● What the exercise asks: Search the entries for the word "GetBlobs" and pull out each line that has it.

Collected data:
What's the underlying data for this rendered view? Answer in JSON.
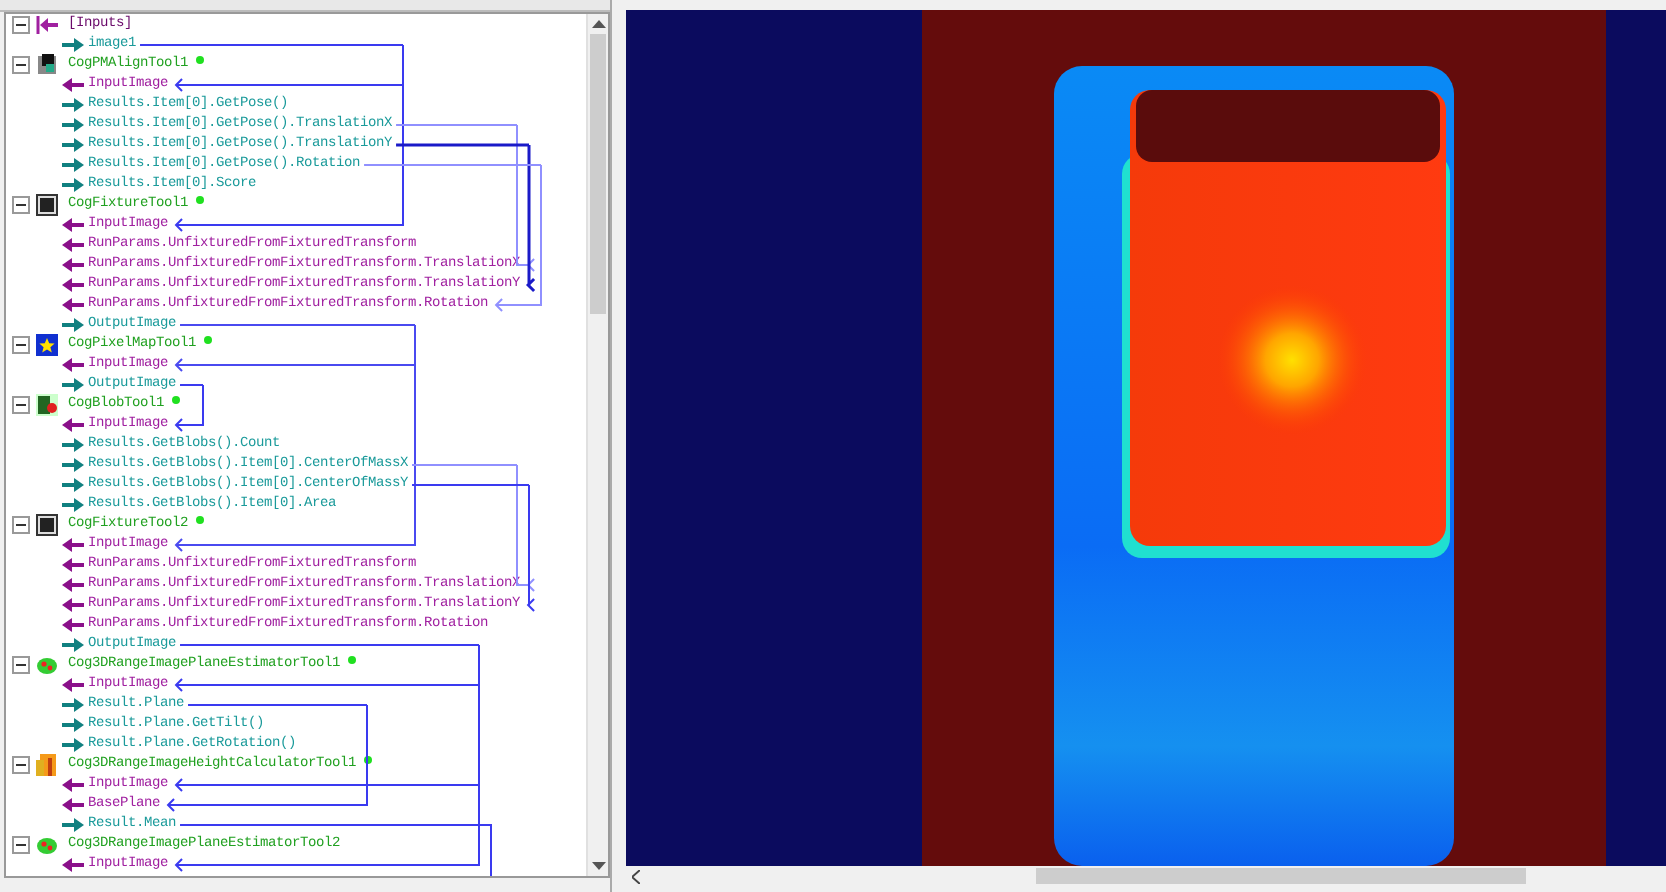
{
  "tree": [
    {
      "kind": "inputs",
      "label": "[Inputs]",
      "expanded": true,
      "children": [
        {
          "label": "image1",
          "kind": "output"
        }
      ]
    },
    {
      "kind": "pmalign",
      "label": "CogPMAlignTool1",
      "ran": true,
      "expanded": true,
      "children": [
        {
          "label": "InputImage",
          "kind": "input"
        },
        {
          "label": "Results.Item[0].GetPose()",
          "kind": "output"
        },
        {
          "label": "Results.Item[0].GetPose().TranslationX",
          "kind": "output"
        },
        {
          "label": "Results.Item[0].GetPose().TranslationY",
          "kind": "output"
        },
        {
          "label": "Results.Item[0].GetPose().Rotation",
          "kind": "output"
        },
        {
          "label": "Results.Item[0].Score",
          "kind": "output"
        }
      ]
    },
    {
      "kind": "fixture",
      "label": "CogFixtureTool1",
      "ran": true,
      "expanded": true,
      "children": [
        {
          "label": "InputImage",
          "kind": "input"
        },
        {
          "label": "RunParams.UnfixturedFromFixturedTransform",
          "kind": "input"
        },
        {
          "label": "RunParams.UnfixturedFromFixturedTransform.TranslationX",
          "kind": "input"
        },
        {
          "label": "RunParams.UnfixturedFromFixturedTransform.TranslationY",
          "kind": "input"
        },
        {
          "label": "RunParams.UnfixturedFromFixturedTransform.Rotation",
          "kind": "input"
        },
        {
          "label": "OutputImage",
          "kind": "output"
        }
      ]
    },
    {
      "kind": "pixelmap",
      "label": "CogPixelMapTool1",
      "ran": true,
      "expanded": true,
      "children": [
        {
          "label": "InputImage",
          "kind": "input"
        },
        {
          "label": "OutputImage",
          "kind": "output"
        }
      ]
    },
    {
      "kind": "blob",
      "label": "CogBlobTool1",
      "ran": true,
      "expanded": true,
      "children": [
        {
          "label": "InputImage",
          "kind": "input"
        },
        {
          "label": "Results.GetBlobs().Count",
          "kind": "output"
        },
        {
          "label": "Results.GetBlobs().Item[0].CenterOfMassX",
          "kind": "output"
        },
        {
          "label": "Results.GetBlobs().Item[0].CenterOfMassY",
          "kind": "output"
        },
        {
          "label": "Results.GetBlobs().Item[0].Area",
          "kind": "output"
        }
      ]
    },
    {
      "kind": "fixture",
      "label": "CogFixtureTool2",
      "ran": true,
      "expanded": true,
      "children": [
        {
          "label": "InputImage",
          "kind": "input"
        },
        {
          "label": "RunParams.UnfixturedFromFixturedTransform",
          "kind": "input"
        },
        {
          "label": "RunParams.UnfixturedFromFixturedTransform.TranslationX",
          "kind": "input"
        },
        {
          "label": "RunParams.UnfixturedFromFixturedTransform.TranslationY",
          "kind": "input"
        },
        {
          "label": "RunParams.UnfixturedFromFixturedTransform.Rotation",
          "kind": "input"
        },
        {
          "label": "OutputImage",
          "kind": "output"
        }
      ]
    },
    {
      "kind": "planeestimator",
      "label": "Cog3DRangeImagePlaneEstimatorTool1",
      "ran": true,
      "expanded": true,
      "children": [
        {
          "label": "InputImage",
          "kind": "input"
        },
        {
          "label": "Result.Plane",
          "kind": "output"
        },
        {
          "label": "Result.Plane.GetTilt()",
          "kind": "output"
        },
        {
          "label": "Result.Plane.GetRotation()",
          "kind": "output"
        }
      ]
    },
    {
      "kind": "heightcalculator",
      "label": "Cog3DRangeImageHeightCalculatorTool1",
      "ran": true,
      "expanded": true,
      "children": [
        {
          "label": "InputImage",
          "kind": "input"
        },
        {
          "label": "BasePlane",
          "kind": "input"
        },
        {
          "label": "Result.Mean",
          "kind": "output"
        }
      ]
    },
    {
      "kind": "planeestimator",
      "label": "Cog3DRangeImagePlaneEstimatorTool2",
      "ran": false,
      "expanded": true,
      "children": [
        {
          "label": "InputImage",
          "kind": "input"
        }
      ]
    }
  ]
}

● Response to the exercise:
          "label": "Results.GetBlobs().Count",
          "label": "Results.GetBlobs().Item[0].CenterOfMassX",
          "label": "Results.GetBlobs().Item[0].CenterOfMassY",
          "label": "Results.GetBlobs().Item[0].Area",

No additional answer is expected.